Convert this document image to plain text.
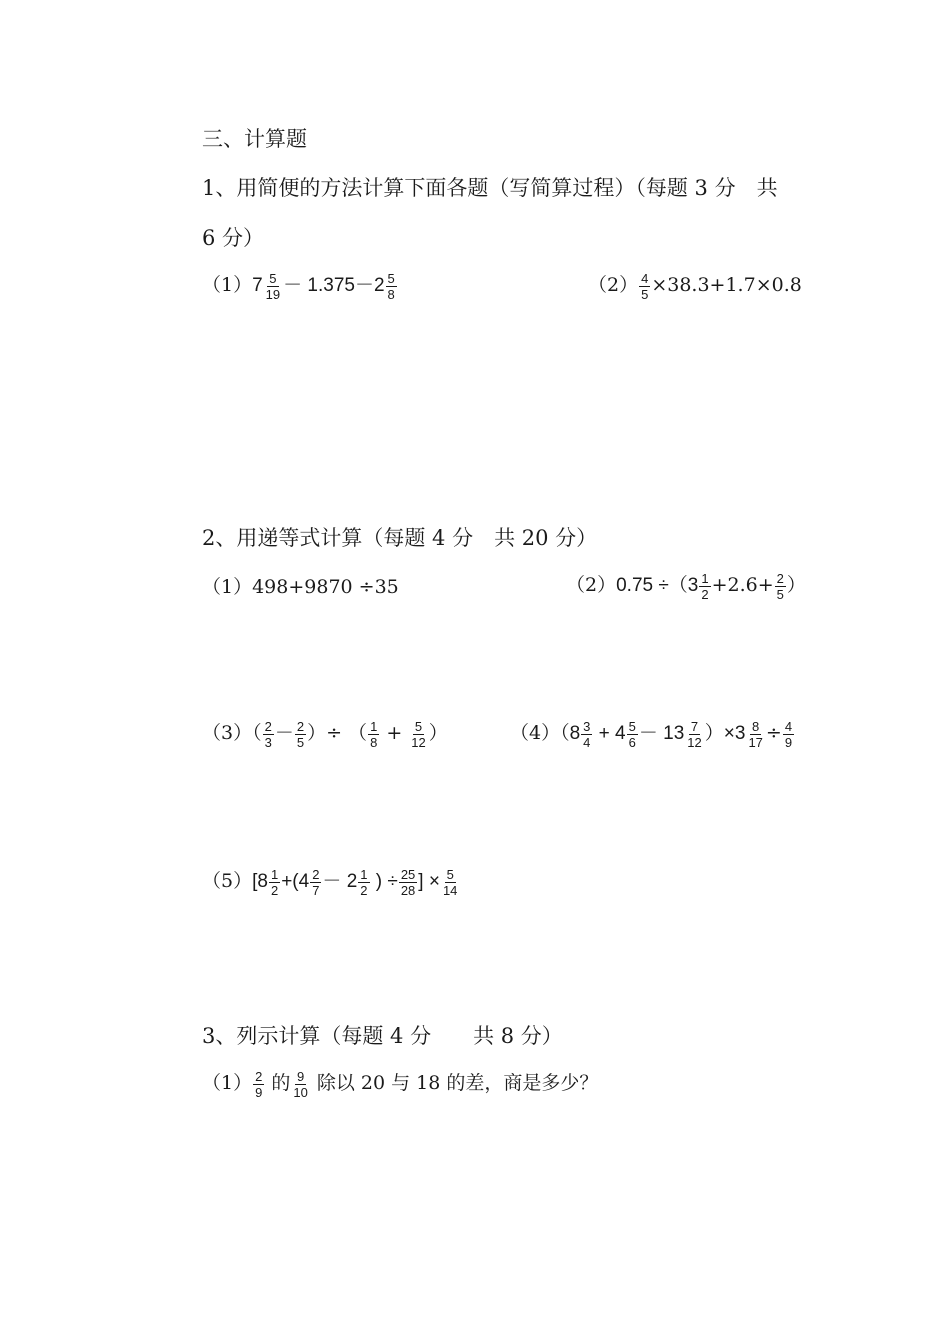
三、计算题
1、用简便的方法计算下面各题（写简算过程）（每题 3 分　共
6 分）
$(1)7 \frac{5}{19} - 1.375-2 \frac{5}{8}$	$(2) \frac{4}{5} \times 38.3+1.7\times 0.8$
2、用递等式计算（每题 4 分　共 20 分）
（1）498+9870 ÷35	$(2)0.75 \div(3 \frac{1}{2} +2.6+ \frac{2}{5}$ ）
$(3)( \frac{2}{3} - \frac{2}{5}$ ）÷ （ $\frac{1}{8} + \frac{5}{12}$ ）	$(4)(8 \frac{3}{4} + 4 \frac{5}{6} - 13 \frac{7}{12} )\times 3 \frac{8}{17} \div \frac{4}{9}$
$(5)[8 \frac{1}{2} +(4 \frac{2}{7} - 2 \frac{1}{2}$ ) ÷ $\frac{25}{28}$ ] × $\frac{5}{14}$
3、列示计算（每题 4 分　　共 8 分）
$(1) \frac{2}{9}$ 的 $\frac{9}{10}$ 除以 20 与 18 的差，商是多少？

To be done
Print all of the entries word for word. Omit the pictures they contain.

Right answer
Convert this document image to plain text.
三、计算题
1、用简便的方法计算下面各题（写简算过程）（每题 3 分　共
6 分）
$(1)7 \frac{5}{19} - 1.375-2 \frac{5}{8}$	$(2) \frac{4}{5} \times 38.3+1.7\times 0.8$
2、用递等式计算（每题 4 分　共 20 分）
（1）498+9870 ÷35	$(2)0.75 \div(3 \frac{1}{2} +2.6+ \frac{2}{5}$ ）
$(3)( \frac{2}{3} - \frac{2}{5}$ ）÷ （ $\frac{1}{8} + \frac{5}{12}$ ）	$(4)(8 \frac{3}{4} + 4 \frac{5}{6} - 13 \frac{7}{12} )\times 3 \frac{8}{17} \div \frac{4}{9}$
$(5)[8 \frac{1}{2} +(4 \frac{2}{7} - 2 \frac{1}{2}$ ) ÷ $\frac{25}{28}$ ] × $\frac{5}{14}$
3、列示计算（每题 4 分　　共 8 分）
$(1) \frac{2}{9}$ 的 $\frac{9}{10}$ 除以 20 与 18 的差，商是多少？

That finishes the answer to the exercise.